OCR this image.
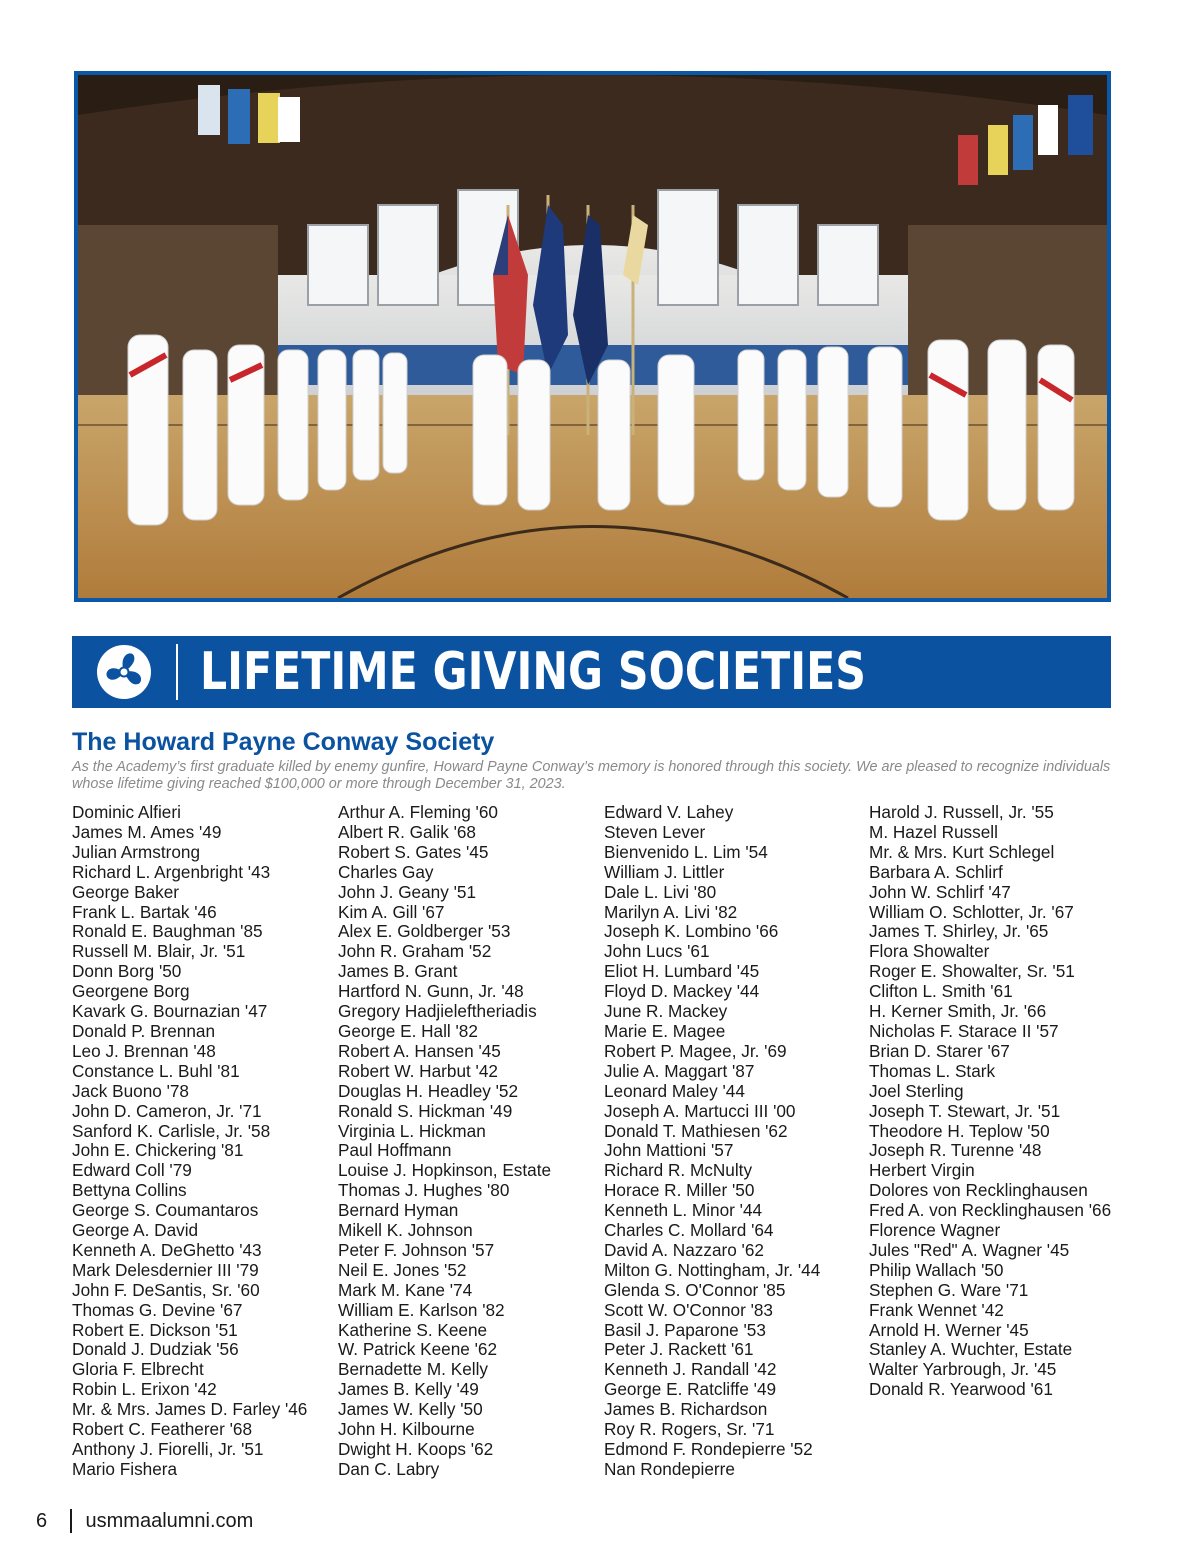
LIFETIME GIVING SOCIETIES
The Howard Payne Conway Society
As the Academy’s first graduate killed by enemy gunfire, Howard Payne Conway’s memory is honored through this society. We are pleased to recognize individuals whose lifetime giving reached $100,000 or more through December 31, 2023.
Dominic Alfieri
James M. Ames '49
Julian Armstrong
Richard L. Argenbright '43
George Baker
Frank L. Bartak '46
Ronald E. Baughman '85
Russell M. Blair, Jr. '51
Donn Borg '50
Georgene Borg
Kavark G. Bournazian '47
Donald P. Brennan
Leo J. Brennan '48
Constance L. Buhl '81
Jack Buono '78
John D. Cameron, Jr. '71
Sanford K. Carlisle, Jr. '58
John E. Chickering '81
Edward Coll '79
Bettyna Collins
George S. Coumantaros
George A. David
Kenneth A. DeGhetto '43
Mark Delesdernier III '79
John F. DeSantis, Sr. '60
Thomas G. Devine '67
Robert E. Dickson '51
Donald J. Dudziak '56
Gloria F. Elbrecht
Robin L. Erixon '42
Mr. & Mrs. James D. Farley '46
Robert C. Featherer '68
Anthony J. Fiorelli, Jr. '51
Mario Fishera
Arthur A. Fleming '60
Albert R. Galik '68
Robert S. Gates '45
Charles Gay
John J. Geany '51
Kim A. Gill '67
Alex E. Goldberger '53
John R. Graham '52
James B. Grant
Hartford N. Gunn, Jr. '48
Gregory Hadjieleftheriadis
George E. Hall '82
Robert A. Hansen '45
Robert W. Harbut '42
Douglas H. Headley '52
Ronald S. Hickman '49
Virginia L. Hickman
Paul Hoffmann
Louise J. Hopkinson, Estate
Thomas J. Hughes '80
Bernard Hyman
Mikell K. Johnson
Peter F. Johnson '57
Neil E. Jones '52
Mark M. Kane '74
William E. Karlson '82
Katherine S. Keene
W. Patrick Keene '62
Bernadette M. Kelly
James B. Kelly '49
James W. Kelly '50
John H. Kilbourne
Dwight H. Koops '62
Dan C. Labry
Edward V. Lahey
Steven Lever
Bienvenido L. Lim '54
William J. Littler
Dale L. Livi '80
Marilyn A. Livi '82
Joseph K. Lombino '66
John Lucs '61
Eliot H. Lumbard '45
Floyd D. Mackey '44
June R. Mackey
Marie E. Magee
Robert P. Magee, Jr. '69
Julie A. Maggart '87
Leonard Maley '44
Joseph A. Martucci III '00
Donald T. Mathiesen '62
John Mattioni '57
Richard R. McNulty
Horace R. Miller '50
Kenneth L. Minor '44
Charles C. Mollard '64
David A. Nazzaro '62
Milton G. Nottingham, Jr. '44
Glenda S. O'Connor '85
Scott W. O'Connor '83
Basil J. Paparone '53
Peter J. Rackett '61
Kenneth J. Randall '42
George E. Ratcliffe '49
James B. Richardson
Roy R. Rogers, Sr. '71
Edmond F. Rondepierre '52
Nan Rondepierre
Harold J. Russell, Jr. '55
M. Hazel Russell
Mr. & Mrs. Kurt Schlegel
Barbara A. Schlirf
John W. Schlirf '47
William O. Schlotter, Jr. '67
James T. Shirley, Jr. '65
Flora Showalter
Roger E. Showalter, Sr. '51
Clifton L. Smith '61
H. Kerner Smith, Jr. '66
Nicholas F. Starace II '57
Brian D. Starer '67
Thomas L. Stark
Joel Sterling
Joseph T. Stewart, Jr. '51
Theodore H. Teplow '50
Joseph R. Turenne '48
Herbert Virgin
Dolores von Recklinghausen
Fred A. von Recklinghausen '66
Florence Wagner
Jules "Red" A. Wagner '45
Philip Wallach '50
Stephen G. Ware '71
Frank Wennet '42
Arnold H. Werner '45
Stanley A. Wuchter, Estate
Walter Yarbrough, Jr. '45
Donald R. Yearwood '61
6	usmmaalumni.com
== == ==
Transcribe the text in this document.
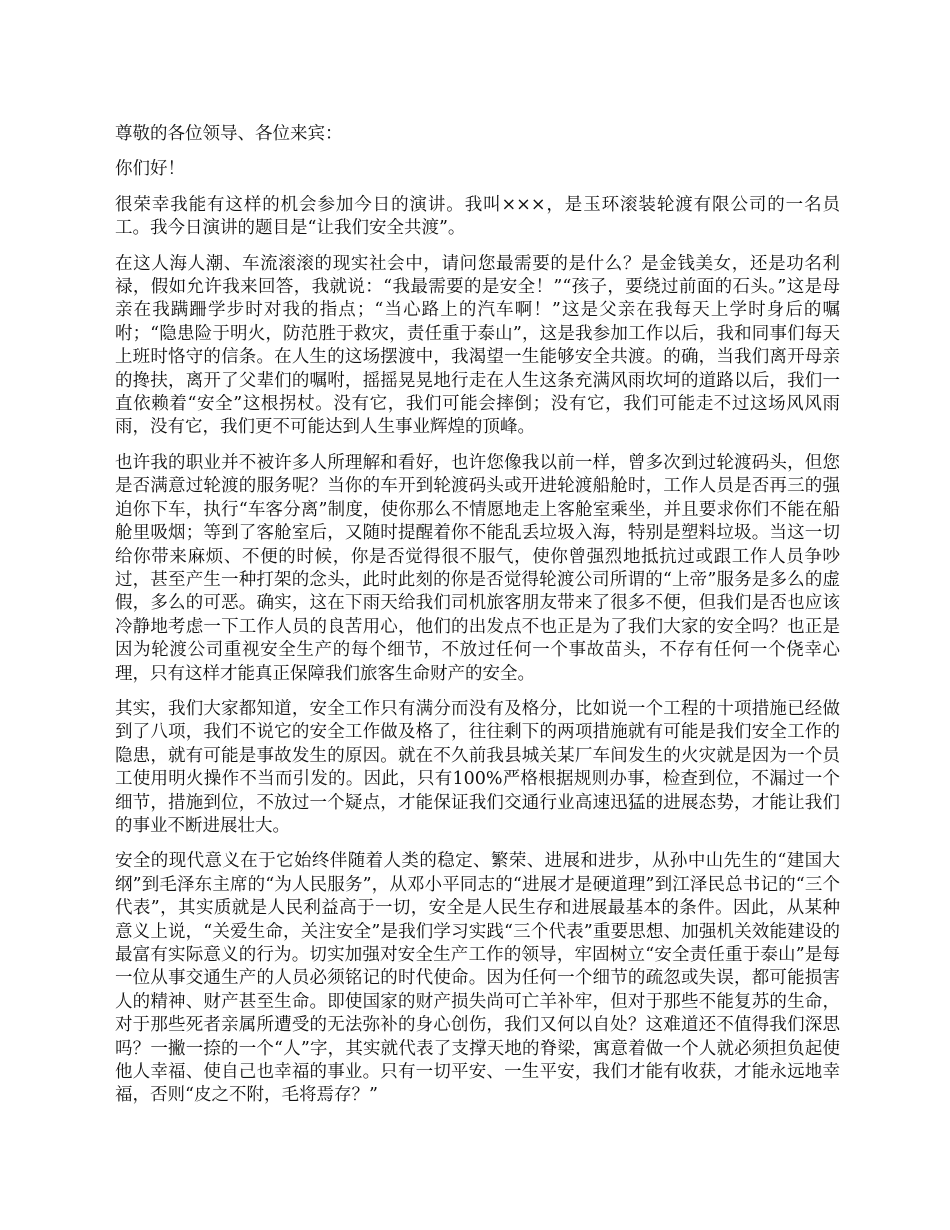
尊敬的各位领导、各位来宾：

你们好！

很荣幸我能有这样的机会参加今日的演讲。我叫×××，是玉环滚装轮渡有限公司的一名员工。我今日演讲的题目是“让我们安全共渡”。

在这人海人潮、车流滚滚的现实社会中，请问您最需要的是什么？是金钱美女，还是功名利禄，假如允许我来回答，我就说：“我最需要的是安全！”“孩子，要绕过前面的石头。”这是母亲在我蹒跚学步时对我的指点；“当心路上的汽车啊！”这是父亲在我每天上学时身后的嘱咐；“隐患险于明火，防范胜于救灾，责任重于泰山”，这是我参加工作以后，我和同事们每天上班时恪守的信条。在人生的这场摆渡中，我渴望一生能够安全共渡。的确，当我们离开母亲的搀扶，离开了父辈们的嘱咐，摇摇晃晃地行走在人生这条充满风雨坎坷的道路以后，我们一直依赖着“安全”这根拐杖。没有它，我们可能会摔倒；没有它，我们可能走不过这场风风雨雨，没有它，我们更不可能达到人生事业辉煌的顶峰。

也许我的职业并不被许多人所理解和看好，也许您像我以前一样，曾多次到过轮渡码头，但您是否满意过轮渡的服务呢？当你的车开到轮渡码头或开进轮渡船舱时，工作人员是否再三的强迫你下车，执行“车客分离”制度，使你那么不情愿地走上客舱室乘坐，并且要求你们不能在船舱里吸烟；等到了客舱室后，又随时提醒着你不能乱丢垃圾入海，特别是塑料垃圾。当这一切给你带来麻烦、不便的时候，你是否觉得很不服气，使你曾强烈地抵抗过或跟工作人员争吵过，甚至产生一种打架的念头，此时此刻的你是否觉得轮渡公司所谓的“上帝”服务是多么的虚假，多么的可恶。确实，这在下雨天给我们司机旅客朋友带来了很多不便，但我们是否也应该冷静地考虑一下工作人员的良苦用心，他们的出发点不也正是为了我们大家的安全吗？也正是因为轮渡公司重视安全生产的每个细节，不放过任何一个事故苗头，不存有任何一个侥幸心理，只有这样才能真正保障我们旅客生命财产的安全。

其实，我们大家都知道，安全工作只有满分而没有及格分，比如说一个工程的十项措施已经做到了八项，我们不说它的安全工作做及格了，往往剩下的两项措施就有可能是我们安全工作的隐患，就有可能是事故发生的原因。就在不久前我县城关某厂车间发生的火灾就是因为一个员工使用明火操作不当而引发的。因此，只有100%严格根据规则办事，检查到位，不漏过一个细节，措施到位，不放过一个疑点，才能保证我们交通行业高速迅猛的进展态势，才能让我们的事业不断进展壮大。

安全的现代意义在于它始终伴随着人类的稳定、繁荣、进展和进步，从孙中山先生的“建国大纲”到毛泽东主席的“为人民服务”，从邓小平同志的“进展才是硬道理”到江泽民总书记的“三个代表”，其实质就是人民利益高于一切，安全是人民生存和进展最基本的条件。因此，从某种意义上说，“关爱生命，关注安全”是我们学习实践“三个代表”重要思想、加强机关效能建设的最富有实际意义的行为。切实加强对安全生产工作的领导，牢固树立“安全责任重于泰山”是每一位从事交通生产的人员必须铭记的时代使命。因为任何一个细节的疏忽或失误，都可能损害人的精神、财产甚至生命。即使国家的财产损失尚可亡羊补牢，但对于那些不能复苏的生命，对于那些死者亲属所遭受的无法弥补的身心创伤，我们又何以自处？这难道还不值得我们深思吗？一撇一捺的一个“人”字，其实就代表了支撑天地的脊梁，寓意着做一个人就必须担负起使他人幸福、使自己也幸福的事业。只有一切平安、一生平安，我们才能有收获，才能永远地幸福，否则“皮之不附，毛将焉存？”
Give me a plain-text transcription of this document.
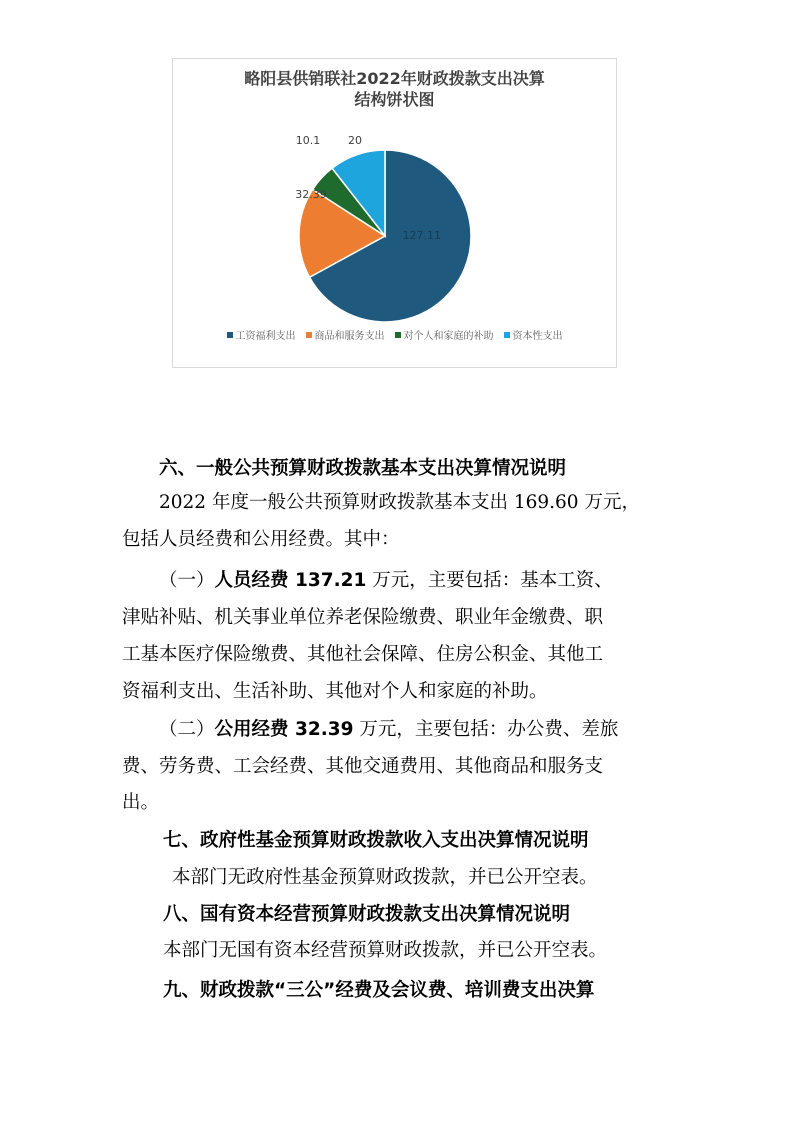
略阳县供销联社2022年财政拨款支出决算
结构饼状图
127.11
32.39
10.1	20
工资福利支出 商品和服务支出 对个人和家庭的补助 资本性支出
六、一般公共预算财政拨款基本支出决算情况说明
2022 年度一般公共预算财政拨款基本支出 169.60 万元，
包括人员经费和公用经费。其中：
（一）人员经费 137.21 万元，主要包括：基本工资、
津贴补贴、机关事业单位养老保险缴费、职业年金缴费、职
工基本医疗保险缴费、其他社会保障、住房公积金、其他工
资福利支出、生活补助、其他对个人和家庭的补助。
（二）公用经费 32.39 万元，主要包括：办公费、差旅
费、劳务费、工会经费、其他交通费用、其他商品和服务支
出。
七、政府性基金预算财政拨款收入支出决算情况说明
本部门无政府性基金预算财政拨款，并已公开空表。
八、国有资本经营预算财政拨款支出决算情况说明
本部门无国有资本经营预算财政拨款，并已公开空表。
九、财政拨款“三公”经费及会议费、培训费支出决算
== == ==
Direction
Check each line of the data above for the word "Howard", then state how many lines have it. Give the number alone.

Problem solution
2